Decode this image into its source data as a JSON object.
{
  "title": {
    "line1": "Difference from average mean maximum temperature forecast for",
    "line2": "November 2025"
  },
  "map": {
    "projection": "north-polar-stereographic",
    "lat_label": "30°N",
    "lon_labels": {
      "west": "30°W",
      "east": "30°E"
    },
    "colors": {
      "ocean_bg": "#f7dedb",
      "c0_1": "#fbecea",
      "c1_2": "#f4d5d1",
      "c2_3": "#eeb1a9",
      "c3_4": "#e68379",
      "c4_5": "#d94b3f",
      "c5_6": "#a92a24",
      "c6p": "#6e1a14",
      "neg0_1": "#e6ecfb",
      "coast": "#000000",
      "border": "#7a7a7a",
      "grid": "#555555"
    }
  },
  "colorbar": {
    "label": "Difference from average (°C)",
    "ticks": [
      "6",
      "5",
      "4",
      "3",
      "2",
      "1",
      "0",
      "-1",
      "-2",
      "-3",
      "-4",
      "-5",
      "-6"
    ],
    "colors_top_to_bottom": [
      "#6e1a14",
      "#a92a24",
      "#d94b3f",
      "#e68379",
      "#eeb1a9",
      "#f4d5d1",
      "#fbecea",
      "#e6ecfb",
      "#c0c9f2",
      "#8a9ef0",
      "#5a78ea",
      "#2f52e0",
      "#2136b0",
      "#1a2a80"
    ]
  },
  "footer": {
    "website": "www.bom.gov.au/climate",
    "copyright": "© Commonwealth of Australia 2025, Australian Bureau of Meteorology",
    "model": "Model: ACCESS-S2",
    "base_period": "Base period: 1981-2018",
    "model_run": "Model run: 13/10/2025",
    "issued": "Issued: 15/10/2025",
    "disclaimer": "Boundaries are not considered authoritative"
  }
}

...

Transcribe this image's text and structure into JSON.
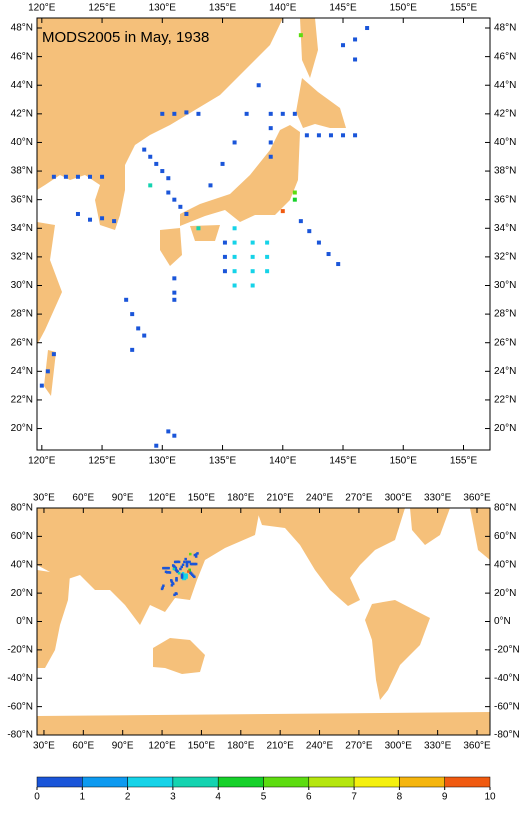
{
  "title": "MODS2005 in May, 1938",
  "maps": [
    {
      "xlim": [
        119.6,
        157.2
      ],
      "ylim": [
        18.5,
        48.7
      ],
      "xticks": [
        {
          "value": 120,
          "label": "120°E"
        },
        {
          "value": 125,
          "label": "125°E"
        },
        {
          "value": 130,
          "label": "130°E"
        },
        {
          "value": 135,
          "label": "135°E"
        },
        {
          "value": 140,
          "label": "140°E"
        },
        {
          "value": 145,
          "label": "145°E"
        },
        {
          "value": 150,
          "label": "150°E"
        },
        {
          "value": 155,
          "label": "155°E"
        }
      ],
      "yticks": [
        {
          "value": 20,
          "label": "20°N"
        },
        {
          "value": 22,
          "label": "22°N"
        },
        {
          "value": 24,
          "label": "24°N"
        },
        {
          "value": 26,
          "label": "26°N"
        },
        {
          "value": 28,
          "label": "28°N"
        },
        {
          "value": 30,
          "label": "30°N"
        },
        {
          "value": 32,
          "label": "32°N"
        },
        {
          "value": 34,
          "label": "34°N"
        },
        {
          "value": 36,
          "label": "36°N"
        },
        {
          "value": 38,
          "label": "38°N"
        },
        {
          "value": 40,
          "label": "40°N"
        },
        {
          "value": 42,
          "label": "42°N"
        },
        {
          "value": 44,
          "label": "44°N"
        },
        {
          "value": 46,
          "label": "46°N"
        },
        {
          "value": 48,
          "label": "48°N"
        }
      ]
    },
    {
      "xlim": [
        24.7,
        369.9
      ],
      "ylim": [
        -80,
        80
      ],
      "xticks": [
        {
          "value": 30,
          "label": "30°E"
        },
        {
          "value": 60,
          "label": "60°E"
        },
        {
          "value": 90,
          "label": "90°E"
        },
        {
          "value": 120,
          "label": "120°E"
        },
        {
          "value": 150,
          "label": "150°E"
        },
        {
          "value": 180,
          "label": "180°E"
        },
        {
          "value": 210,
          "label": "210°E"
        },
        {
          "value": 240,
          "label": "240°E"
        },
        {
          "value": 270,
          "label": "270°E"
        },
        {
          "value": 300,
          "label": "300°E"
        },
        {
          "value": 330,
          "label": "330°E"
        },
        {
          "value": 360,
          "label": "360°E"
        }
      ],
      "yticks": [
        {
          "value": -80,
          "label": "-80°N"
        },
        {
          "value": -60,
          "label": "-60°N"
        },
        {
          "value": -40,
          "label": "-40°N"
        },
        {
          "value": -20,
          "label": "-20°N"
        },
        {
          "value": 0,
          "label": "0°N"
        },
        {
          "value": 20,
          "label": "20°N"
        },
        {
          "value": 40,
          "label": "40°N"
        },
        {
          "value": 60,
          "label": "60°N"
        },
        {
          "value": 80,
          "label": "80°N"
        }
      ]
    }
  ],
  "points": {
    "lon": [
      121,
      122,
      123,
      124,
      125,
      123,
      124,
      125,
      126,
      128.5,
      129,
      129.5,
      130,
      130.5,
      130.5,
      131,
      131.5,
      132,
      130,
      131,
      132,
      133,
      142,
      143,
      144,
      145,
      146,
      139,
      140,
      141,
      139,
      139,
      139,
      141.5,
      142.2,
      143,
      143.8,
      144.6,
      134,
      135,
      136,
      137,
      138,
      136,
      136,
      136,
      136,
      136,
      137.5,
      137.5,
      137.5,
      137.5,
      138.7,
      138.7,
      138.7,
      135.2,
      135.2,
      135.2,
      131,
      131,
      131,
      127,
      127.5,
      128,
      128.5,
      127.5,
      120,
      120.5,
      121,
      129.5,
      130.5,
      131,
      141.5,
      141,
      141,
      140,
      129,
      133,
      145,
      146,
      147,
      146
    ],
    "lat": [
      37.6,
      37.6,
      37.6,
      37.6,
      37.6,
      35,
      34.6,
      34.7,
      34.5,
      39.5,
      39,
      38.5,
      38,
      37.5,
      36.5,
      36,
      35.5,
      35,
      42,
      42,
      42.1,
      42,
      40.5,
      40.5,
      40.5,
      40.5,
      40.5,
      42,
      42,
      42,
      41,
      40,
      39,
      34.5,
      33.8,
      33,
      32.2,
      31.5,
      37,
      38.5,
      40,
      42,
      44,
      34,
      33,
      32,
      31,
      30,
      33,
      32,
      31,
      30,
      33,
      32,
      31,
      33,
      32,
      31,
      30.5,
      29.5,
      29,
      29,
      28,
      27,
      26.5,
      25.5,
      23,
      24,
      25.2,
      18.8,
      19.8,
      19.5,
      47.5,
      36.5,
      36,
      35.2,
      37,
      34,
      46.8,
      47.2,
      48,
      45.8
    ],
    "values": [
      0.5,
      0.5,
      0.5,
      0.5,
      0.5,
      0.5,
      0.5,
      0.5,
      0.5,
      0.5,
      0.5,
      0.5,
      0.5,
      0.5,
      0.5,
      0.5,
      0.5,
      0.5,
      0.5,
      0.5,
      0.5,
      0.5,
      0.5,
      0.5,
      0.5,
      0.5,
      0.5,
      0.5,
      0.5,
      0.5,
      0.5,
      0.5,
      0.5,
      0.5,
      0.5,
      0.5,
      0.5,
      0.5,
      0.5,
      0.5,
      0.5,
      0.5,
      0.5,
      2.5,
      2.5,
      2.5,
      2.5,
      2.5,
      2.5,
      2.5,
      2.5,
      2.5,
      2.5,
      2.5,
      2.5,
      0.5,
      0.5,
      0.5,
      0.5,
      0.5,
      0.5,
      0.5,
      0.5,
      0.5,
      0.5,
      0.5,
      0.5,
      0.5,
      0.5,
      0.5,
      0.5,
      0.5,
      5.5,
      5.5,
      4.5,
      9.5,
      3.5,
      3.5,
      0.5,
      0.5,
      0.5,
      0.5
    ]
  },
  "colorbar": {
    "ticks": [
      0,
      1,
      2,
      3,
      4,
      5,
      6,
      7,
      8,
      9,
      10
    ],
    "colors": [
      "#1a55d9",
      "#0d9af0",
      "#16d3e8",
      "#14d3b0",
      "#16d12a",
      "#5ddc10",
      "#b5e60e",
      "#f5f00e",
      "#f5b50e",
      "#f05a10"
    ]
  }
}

» What needs to be done:
Search the listing for the word "image" and return each line that holds it.

» Output of the task:
Decode this image into its source data as a JSON object.
Transcribe this image's text and structure into JSON.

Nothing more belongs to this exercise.